§ Record set:
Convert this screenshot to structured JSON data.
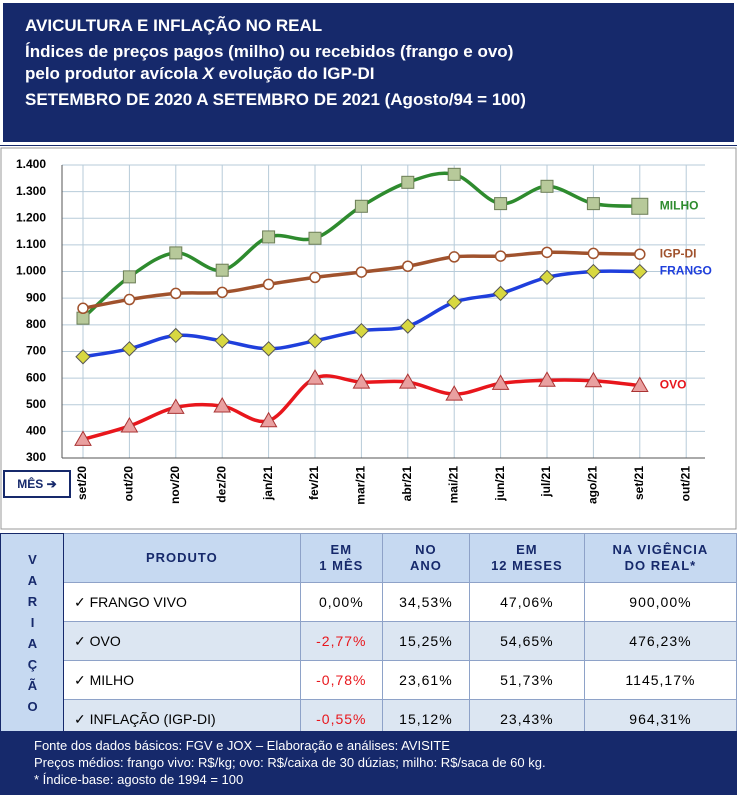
{
  "chart_data": {
    "type": "line",
    "title": "AVICULTURA E INFLAÇÃO NO REAL",
    "subtitle": [
      "Índices de preços pagos (milho) ou recebidos (frango e ovo)",
      "pelo produtor avícola",
      "X",
      "evolução do IGP-DI"
    ],
    "period": "SETEMBRO DE 2020 A SETEMBRO DE 2021 (Agosto/94 = 100)",
    "x_label": "MÊS ➔",
    "categories": [
      "set/20",
      "out/20",
      "nov/20",
      "dez/20",
      "jan/21",
      "fev/21",
      "mar/21",
      "abr/21",
      "mai/21",
      "jun/21",
      "jul/21",
      "ago/21",
      "set/21",
      "out/21"
    ],
    "series": [
      {
        "name": "MILHO",
        "color": "#2e8b2e",
        "marker": "square",
        "values": [
          825,
          980,
          1070,
          1005,
          1130,
          1125,
          1245,
          1335,
          1365,
          1255,
          1320,
          1255,
          1245,
          null
        ]
      },
      {
        "name": "IGP-DI",
        "color": "#a0522d",
        "marker": "circle",
        "values": [
          862,
          895,
          918,
          922,
          952,
          978,
          998,
          1020,
          1055,
          1058,
          1072,
          1068,
          1065,
          null
        ]
      },
      {
        "name": "FRANGO",
        "color": "#1f3fdc",
        "marker": "diamond",
        "values": [
          680,
          710,
          760,
          740,
          710,
          740,
          778,
          795,
          885,
          918,
          978,
          1000,
          1000,
          null
        ]
      },
      {
        "name": "OVO",
        "color": "#e8161c",
        "marker": "triangle",
        "values": [
          370,
          420,
          490,
          495,
          440,
          600,
          585,
          585,
          540,
          580,
          592,
          590,
          572,
          null
        ]
      }
    ],
    "ylim": [
      300,
      1400
    ],
    "yticks": [
      300,
      400,
      500,
      600,
      700,
      800,
      900,
      {
        "value": 1000,
        "label": "1.000"
      },
      {
        "value": 1100,
        "label": "1.100"
      },
      {
        "value": 1200,
        "label": "1.200"
      },
      {
        "value": 1300,
        "label": "1.300"
      },
      {
        "value": 1400,
        "label": "1.400"
      }
    ],
    "grid": true
  },
  "table": {
    "side_label": "VARIAÇÃO",
    "header": [
      [
        "PRODUTO"
      ],
      [
        "EM",
        "1 MÊS"
      ],
      [
        "NO",
        "ANO"
      ],
      [
        "EM",
        "12 MESES"
      ],
      [
        "NA VIGÊNCIA",
        "DO REAL*"
      ]
    ],
    "rows": [
      [
        "FRANGO VIVO",
        "0,00%",
        "34,53%",
        "47,06%",
        "900,00%"
      ],
      [
        "OVO",
        "-2,77%",
        "15,25%",
        "54,65%",
        "476,23%"
      ],
      [
        "MILHO",
        "-0,78%",
        "23,61%",
        "51,73%",
        "1145,17%"
      ],
      [
        "INFLAÇÃO (IGP-DI)",
        "-0,55%",
        "15,12%",
        "23,43%",
        "964,31%"
      ]
    ]
  },
  "footer": [
    "Fonte dos dados básicos: FGV e JOX – Elaboração e análises: AVISITE",
    "Preços médios: frango vivo: R$/kg; ovo: R$/caixa de 30 dúzias; milho: R$/saca de 60 kg.",
    "* Índice-base: agosto de 1994 = 100"
  ]
}
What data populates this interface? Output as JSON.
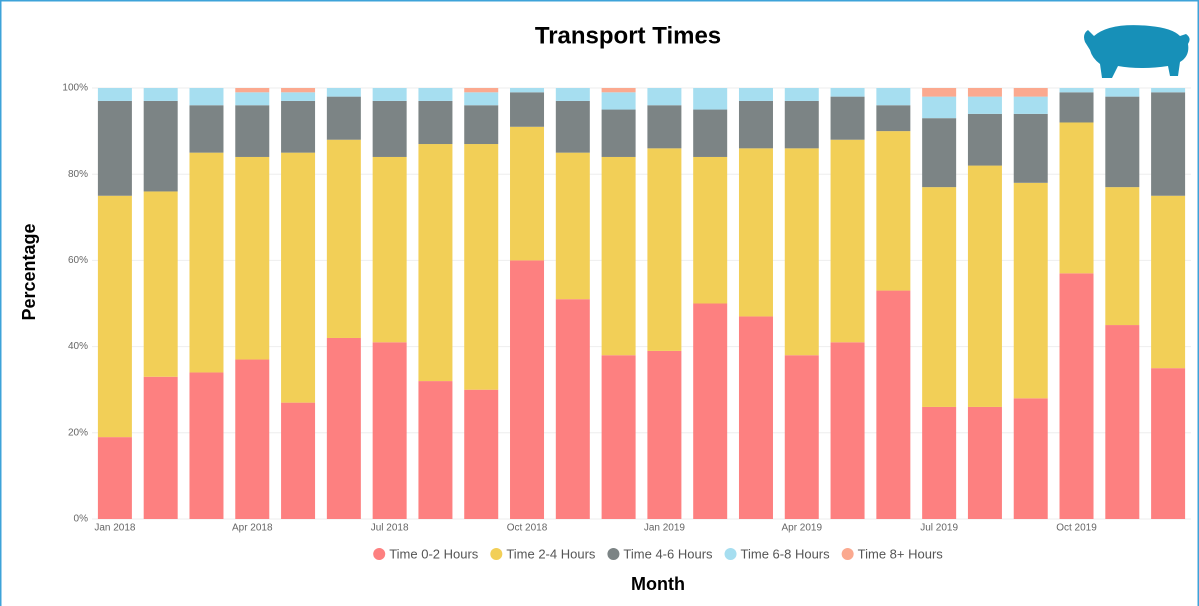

§ Written problem: Note how many lines in the material hold the word "JSON", and give that number with nothing added.

§ Result: 2